O que se pede:
Para cada afirmação seguinte, indique se está de acordo com o texto sobre a poesia de Sophia, respondendo sim ou não e citando as palavras do texto que o decidem.
1. Segundo a filha de Sophia, o livro "Navegações" trata das descobertas marítimas portuguesas.
2. A mãe de Sophia costumava dizer-lhe que era tão simples que ninguém a entendia.
3. O Grande Prémio de Poesia foi atribuído ao LIVRO SEXTO, e a intervenção de Sophia na Sociedade Portuguesa de Autores ocorreu em 1964.

Texto fornecido:
- - - - -
Olá! Hoje é o dia da poesia, não é? Celebremos então a poesia, com Sophia.
No canal dois da televisão pública, houve há tempos um programa sobre Sophia em que muito dela se disse e dos seus poemas, e se recitaram alguns. Sobremaneira relevante foi o testemunho que uma sua filha deu, falando de Sophia e dos seus poemas. Neles, “com substantivos concretos” como a própria diz, Sophia canta o espanto pela sua descoberta das realidades do mundo. Note-se aqui, entre parêntesis, que foi também o espanto pela descoberta das realidades do mundo que deu origem ao pensamento ocidental e à própria Europa que ainda somos. E não é portanto por acaso que Sophia sente tanta atracção pela beleza e pela bondade desse mundo antigo.
Sophia canta o espanto pela descoberta das realidades do mundo, mas com “substantivos concretos” e sempre com palavras simples. Sua própria mãe, no limiar do gracejo, costumava dizer-lhe: “Ó filha, tu és tão simples que ninguém te entende!”
Segundo diz a filha de Sophia, o livro de poemas intitulado “Navegações” nada tem a ver com as nossas descobertas marítimas. Elas são, sim, a admirável, a fascinante descoberta do mundo original, inocente, mundo de antes destas tantas e tão severas fracturas que nele nós fomos impondo. Ela parte do real mundo de coisas e palavras que a todos aparecem, mas depois, com o seu poder demiúrgico, ela transfigura essas palavras e esse mundo real, àquelas dando conotações originais, e a este dando a sua inocência original, boa e bela.
No mesmo passo em que intui um novo mundo e o vai pondo em palavras, Sophia cria poemas encantatórios e um mundo sedutor; mas só quem pára e está atento e se purificou para sintonizar com ela saberá acolhê-los e deixar-se seduzir e encantar por eles. Suas palavras – em grande parte quase banais substantivos e verbos e adjectivos de significação objectiva e concreta – suas palavras caem no vazio e no silêncio da alma; elas são pingos de som que ecoam nos recessos da alma purificada, aí encontrando secretos sentidos que, à superfície da linguagem e das coisas, não se deixam adivinhar. E com eles - ela primeiro e depois nós -, vamos criando esse mundo novo e original, muito bom e belo. O mundo, a realidade mundana aparece a todos os homens, mas à poeta e aos que ela com seus poemas seduz, ele aparece de uma nova maneira, transfigurado. Esta nova aparição produz-se no cadinho da alma, nesse vaso mental onde todos sentimos o calor das emoções, delas se fazendo sentimentos. Sem dúvida que o corpo e o espírito também têm o seu papel, mas o laboratório está na alma.
Antes de entrarmos propriamente em qualquer dos poemas de Sophia, é bom citarmos os seus grandes temas poéticos, referidos numa antologia de poemas seus: o mar, a casa, o amor, a claridade, a transparência. E inspirados também na sua muito bela intervenção na Sociedade Portuguesa de Autores em 1964, por ocasião da entrega do Grande Prémio de Poesia atribuído ao seu LIVRO SEXTO, caracterizemos melhor a sua poesia, especialmente com citações extraídas desse texto:
Nos poemas de Sophia, há “a própria presença do real” descoberta pela poetisa com seu objectivo olhar. Com esse objectivo olhar, ela descobre a “felicidade nua e inteira, esse esplendor da presença das coisas”. É assim isso como que um conhecer directo, sem a mediação de conceitos, do qual noutros textos deste blog se tem falado (7, 15, 42, 47).
- - - - -
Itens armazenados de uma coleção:

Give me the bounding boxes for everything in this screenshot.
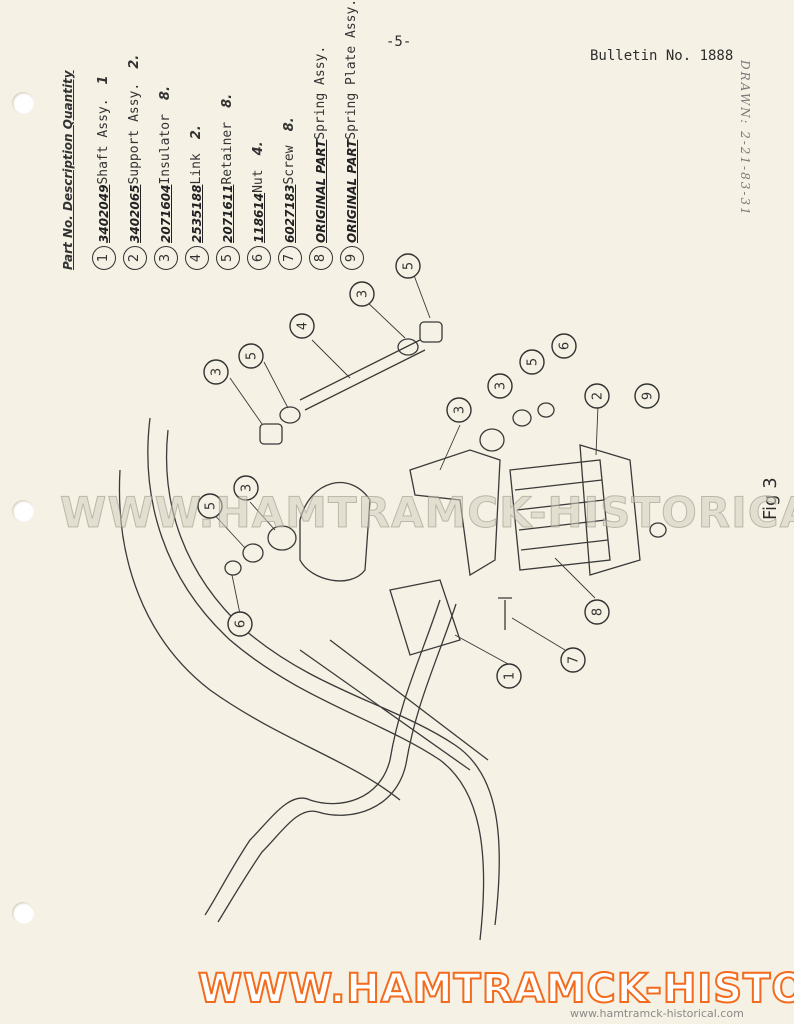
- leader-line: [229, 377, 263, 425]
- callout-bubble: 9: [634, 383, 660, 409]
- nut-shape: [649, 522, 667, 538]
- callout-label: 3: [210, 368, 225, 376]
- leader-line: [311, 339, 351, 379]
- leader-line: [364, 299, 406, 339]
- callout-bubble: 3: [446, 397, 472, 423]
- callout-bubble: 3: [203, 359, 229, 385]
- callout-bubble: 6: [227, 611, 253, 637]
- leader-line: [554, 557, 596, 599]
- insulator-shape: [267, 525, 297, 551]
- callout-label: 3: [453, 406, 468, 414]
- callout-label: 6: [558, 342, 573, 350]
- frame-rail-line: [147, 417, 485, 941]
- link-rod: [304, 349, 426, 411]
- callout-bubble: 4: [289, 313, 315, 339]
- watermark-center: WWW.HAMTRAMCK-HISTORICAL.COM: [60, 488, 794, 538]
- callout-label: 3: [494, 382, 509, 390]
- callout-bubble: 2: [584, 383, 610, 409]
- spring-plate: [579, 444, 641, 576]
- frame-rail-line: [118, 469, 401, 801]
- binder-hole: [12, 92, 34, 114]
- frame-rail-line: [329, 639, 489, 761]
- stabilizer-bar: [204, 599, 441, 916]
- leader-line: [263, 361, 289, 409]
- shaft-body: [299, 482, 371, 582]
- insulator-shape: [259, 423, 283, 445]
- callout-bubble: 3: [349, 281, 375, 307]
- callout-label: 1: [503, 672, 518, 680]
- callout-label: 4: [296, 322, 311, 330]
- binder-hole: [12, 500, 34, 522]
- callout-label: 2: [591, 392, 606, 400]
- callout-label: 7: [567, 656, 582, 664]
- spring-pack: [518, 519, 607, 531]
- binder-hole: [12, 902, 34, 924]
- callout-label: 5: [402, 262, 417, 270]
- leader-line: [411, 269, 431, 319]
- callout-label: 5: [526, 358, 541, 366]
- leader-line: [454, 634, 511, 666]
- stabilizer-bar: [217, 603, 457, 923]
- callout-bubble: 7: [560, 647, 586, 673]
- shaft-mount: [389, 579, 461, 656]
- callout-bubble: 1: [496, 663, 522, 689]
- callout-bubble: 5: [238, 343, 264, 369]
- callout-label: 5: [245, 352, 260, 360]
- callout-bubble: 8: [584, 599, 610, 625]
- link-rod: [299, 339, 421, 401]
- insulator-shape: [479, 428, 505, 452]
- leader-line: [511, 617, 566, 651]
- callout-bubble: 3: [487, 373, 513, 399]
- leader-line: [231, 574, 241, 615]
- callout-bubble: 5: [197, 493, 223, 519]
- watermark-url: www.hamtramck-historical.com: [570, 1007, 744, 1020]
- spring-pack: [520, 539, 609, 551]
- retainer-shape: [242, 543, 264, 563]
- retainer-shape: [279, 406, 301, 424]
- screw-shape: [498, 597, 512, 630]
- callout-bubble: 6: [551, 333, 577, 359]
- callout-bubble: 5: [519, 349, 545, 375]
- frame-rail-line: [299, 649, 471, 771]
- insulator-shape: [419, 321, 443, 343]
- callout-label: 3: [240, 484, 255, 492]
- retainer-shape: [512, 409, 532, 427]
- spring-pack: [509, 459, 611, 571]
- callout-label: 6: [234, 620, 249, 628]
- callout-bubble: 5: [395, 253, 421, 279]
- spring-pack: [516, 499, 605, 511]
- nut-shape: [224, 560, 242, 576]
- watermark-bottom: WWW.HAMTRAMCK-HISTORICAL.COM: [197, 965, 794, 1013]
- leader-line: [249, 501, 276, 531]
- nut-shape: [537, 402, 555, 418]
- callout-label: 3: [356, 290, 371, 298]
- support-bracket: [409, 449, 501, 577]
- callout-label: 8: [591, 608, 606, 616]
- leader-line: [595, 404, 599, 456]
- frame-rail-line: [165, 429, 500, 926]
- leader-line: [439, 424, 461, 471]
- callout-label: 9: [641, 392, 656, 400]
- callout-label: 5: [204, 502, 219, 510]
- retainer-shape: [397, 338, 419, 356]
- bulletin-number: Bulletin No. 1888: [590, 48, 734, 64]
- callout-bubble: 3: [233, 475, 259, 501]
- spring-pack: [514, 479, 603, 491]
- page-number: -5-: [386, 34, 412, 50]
- - - - -
Resultado da tarefa:
1. Não: «o livro de poemas intitulado “Navegações” nada tem a ver com as nossas descobertas marítimas»
2. Sim: «Ó filha, tu és tão simples que ninguém te entende!»
3. Sim: «na sua muito bela intervenção na Sociedade Portuguesa de Autores em 1964, por ocasião da entrega do Grande Prémio de Poesia atribuído ao seu LIVRO SEXTO»